• [TEKS YANG DIBERIKAN]:
Terlepas dari keberatan Muhammadiyah atas artikel itu, Ketua Kantor Kerja Sama Internasional dan Hubungan Luar Negeri PP Muhammadiyah KH Muhyiddin Junaidi mengakui, kunjungan yang diadakan Cina memang terkesan diatur. Muhyiddin berangkat bersama perwakilan NU dan MUI ke Xinjiang pada Februari tahun ini. Jurnalis Republika, Bayu Hermawan, menyertai rombongan itu.

"Kami tidak bebas berkomunikasi dengan masyarakat karena (kata Pemerintah Cina) ada agenda ketemu dengan masyarakat di (wilayah) Kashgar dan Hotai," kata Muhyiddin di gedung Dakwah Muhammadiyah, Senin (16/12). KH Muhyiddin menyampaikan, ternyata masyarakat di Kashgar dan Hotai sudah diatur oleh Pemerintah Cina. Menurut dia, jadwal kunjungan ormas Islam ke Xinjiang untuk melihat etnis Uighur sangat diatur oleh Pemerintah Cina.

Data anotasi koordinat:

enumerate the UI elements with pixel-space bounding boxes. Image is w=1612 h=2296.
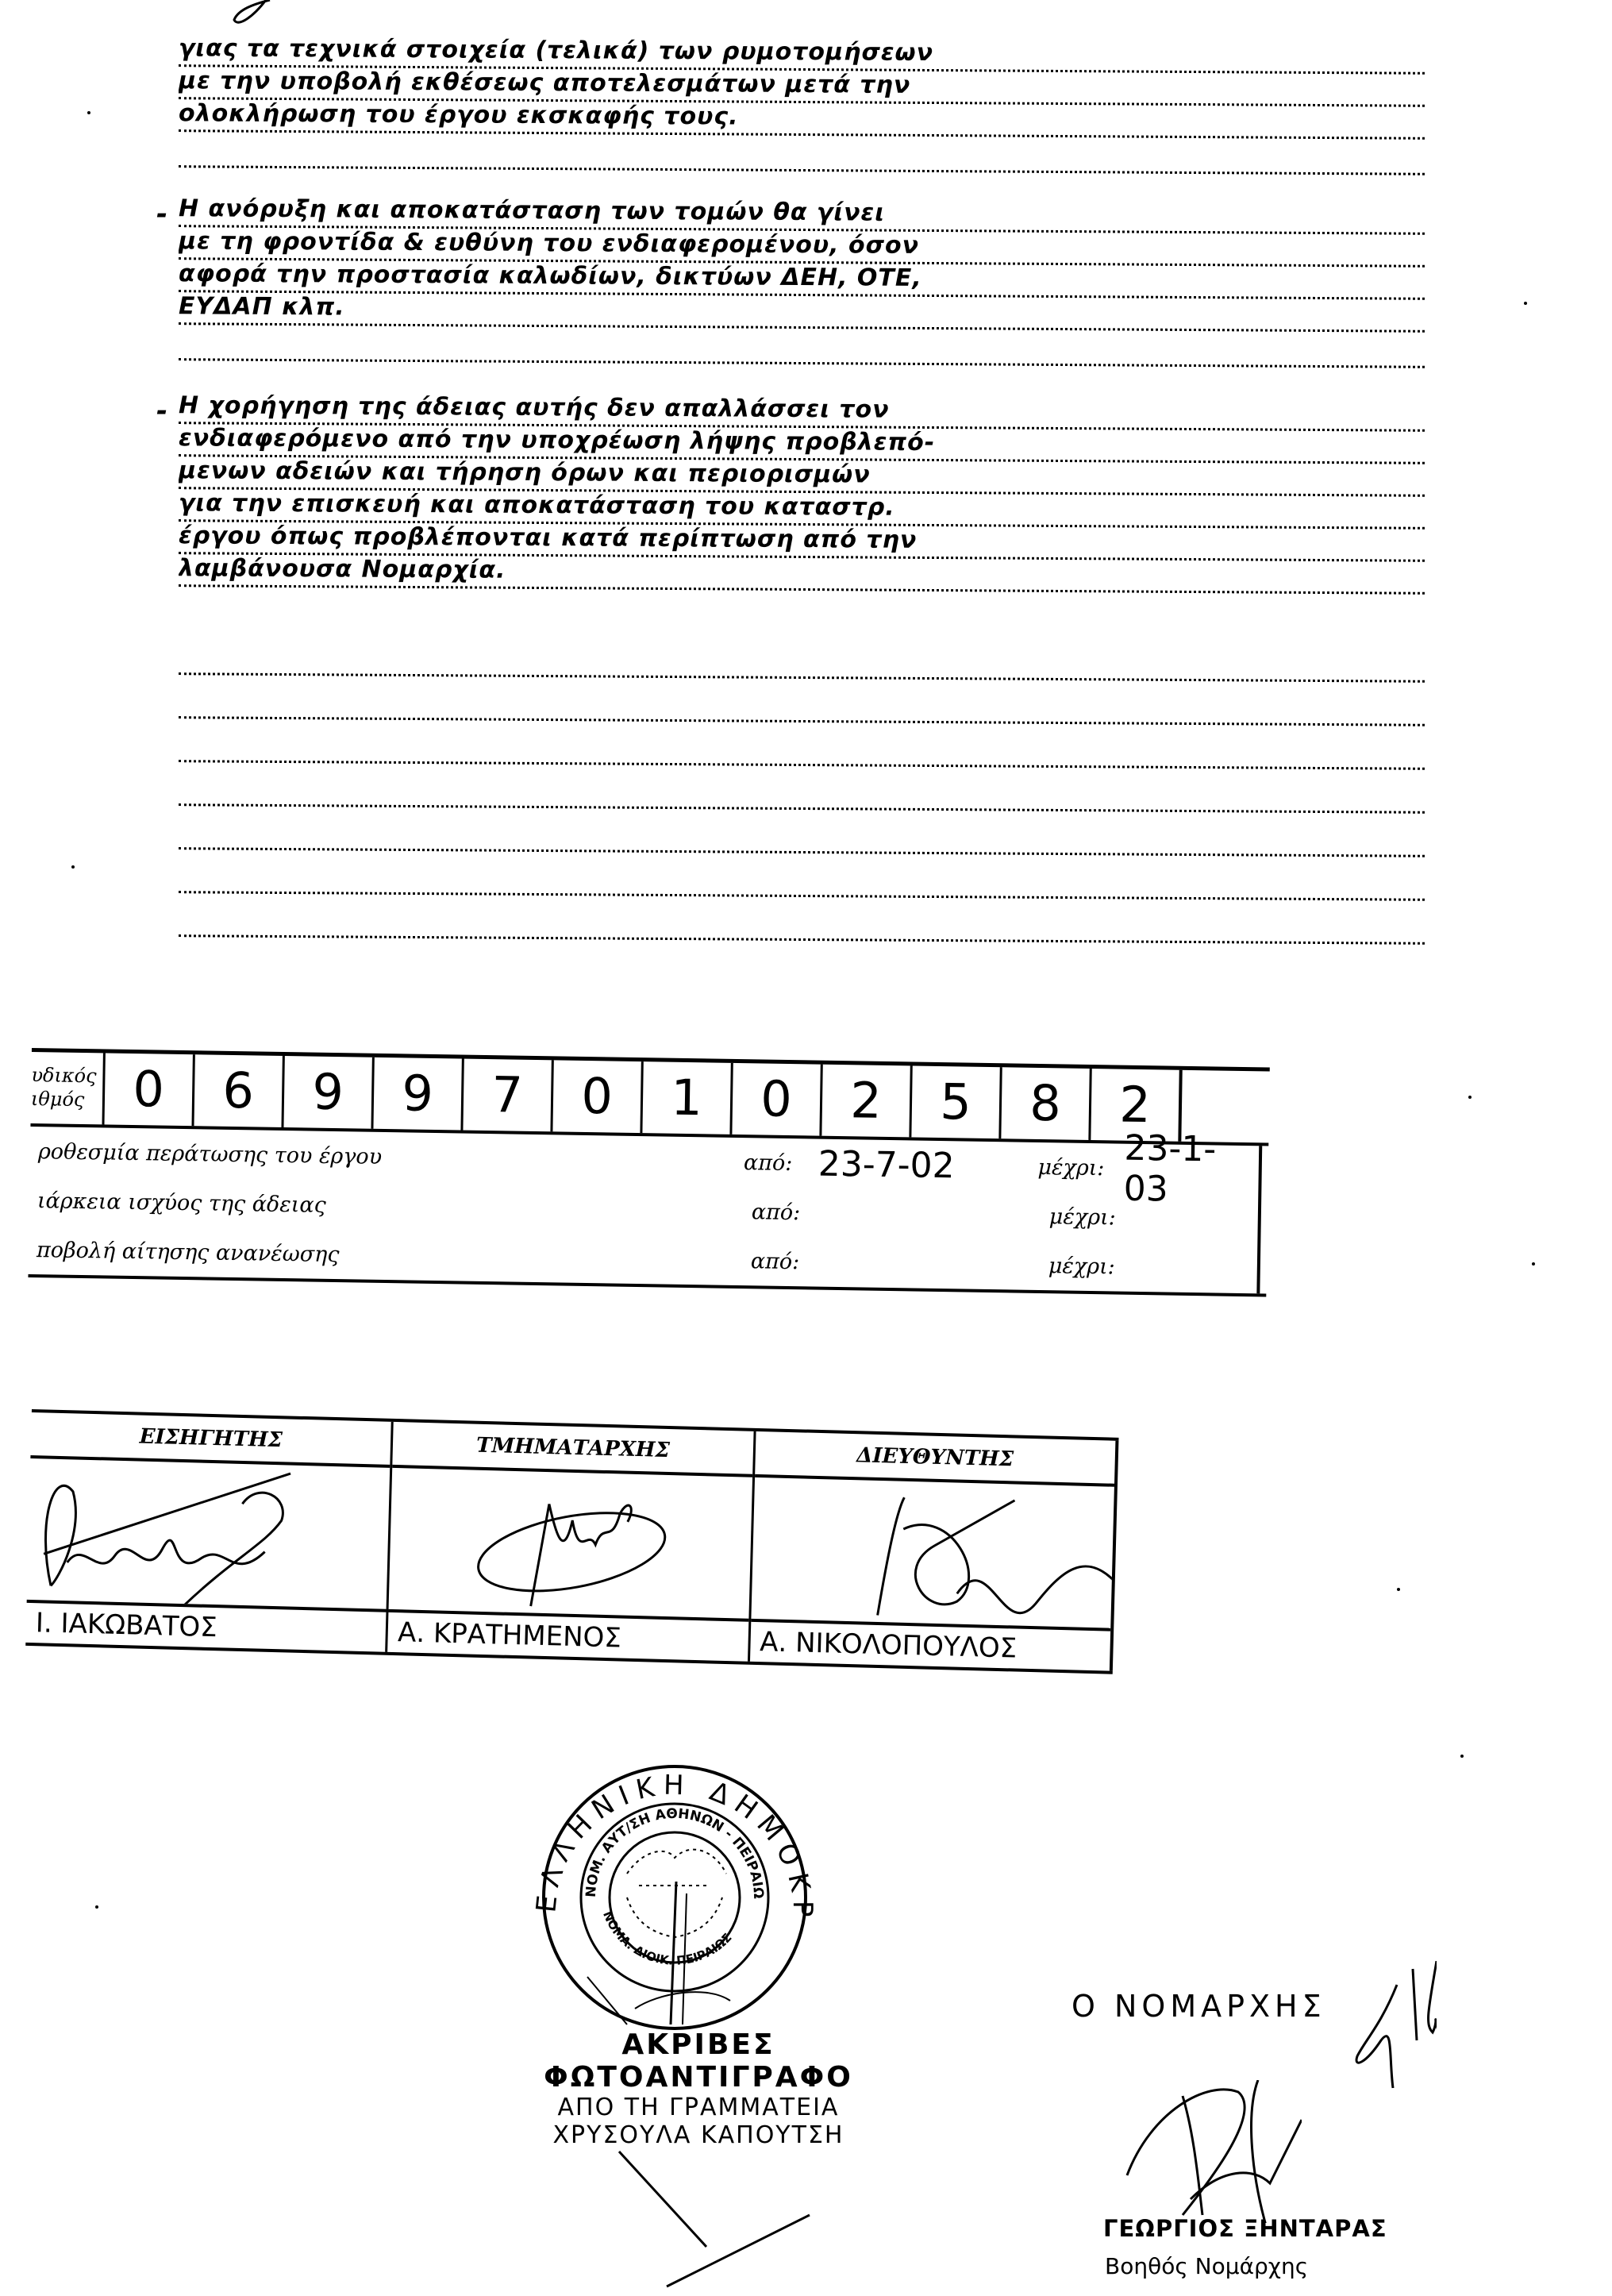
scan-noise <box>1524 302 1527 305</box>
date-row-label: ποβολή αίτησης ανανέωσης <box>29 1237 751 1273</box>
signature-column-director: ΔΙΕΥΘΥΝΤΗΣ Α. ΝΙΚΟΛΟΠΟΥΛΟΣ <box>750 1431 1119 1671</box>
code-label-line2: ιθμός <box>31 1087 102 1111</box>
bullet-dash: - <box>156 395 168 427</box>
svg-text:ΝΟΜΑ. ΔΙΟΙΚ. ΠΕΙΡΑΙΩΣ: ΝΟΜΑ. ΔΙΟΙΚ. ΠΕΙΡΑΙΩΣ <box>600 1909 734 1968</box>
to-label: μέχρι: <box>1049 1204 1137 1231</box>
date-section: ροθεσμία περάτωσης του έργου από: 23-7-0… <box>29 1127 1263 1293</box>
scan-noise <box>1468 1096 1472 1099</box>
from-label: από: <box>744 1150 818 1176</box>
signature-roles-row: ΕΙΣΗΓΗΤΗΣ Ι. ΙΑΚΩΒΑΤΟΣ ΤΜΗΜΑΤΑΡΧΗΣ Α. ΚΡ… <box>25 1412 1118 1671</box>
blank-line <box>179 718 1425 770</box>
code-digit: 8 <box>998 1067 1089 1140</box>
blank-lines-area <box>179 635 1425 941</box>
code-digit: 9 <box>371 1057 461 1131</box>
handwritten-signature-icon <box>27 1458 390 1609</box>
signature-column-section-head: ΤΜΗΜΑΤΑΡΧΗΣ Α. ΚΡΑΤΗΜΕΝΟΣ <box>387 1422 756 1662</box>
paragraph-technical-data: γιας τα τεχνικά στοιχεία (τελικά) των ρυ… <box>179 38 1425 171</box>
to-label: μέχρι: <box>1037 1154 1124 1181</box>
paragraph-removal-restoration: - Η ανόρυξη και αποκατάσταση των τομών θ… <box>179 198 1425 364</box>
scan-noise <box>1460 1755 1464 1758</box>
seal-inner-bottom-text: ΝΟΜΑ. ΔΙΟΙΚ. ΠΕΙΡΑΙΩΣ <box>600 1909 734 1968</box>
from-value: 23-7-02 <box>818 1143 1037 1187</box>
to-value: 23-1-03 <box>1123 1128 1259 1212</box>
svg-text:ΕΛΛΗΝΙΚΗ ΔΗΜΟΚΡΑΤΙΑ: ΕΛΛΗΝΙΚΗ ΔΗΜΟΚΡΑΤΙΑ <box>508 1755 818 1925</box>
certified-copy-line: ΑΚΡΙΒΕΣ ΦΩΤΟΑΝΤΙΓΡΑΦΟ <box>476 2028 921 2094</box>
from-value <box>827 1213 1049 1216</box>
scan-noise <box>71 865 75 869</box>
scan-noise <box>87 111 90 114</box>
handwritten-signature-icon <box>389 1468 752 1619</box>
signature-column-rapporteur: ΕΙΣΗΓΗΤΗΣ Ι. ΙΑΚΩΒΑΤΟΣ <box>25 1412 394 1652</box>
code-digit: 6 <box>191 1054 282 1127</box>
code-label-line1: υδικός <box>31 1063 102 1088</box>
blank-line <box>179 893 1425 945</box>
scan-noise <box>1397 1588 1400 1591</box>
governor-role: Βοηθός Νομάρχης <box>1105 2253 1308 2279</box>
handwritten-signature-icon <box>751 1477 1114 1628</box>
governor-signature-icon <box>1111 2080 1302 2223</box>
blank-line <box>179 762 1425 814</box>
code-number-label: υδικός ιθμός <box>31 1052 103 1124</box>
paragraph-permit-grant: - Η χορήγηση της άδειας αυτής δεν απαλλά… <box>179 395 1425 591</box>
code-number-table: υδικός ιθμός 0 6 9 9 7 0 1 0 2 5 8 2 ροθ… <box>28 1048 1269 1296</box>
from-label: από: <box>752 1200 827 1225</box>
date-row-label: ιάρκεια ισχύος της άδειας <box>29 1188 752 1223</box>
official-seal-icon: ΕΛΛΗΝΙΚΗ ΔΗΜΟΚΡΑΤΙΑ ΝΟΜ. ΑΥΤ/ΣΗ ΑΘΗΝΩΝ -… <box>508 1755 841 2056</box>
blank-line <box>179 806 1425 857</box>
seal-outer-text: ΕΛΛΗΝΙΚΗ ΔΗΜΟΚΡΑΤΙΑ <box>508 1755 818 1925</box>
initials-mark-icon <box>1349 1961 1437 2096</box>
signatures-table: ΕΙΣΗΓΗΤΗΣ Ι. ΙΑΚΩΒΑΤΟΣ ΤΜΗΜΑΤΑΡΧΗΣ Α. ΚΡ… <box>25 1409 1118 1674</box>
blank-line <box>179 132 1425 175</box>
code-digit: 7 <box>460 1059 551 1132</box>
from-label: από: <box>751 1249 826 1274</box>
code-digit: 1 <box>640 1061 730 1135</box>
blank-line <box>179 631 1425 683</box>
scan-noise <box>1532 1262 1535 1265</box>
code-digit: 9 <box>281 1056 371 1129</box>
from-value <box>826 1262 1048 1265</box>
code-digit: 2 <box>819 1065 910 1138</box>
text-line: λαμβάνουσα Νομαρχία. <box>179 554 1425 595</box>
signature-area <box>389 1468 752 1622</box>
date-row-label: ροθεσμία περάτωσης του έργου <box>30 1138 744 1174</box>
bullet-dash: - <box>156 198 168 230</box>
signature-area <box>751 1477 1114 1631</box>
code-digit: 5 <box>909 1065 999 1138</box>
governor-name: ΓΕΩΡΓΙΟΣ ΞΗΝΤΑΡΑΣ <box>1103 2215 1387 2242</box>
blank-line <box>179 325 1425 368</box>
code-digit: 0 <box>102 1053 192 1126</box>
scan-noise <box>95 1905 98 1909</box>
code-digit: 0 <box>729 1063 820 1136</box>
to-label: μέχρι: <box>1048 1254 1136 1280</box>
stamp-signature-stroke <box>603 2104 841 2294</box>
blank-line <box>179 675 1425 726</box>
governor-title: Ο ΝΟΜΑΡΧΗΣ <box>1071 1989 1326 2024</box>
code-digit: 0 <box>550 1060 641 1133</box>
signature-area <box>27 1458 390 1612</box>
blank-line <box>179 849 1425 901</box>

• [YANG HARUS DIBUAT]: Sebutkan semua nama daerah yang menurut teks tentang kunjungan rombongan ormas Islam menjadi tujuan kunjungan atau tempat agenda pertemuan dengan masyarakat.

• [PENYELESAIAN TUGAS]: Xinjiang, Kashgar, Hotai